WHAT IS REQUIRED:
Without including any images, reproduce each entry exactly.

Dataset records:
## START
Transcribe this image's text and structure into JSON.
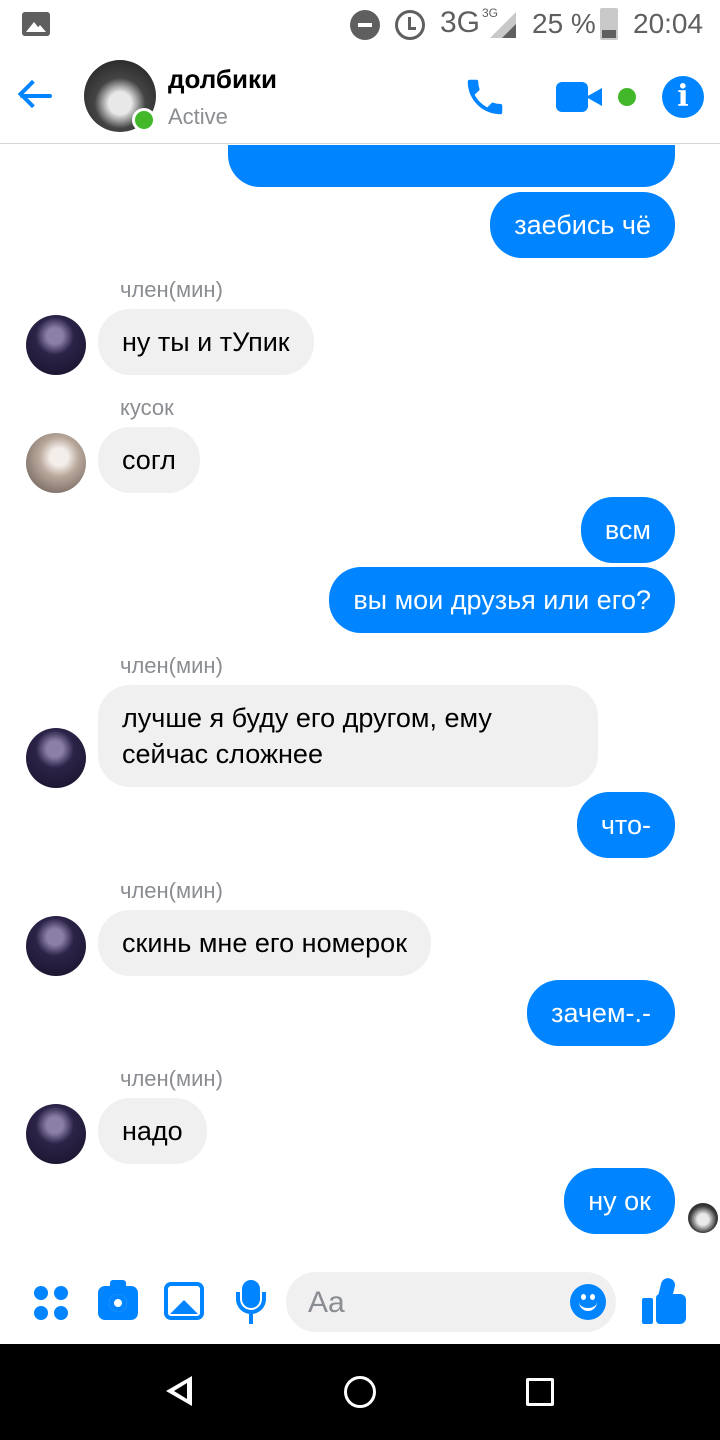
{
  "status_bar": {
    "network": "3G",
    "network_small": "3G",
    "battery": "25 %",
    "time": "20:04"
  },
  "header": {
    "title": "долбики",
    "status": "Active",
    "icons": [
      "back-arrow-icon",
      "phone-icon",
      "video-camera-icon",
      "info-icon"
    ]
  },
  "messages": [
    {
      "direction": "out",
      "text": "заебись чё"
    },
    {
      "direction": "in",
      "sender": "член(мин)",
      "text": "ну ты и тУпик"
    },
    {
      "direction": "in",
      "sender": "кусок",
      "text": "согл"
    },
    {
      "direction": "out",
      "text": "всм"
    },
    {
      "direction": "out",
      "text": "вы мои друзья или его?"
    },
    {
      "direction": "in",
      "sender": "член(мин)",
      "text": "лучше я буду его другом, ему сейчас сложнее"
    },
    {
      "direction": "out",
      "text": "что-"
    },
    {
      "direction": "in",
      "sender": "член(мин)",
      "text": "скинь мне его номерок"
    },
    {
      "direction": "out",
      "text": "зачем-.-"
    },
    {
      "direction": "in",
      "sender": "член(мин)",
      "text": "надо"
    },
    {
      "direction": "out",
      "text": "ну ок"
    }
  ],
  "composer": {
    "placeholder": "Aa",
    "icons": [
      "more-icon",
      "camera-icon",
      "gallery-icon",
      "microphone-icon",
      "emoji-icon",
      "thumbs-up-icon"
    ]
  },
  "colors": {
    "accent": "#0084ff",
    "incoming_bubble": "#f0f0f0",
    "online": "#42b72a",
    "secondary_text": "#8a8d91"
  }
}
## END
REPLY:
Transcribe this image's text and structure into JSON.
{
  "status_bar": {
    "network": "3G",
    "network_small": "3G",
    "battery": "25 %",
    "time": "20:04"
  },
  "header": {
    "title": "долбики",
    "status": "Active",
    "icons": [
      "back-arrow-icon",
      "phone-icon",
      "video-camera-icon",
      "info-icon"
    ]
  },
  "messages": [
    {
      "direction": "out",
      "text": "заебись чё"
    },
    {
      "direction": "in",
      "sender": "член(мин)",
      "text": "ну ты и тУпик"
    },
    {
      "direction": "in",
      "sender": "кусок",
      "text": "согл"
    },
    {
      "direction": "out",
      "text": "всм"
    },
    {
      "direction": "out",
      "text": "вы мои друзья или его?"
    },
    {
      "direction": "in",
      "sender": "член(мин)",
      "text": "лучше я буду его другом, ему сейчас сложнее"
    },
    {
      "direction": "out",
      "text": "что-"
    },
    {
      "direction": "in",
      "sender": "член(мин)",
      "text": "скинь мне его номерок"
    },
    {
      "direction": "out",
      "text": "зачем-.-"
    },
    {
      "direction": "in",
      "sender": "член(мин)",
      "text": "надо"
    },
    {
      "direction": "out",
      "text": "ну ок"
    }
  ],
  "composer": {
    "placeholder": "Aa",
    "icons": [
      "more-icon",
      "camera-icon",
      "gallery-icon",
      "microphone-icon",
      "emoji-icon",
      "thumbs-up-icon"
    ]
  },
  "colors": {
    "accent": "#0084ff",
    "incoming_bubble": "#f0f0f0",
    "online": "#42b72a",
    "secondary_text": "#8a8d91"
  }
}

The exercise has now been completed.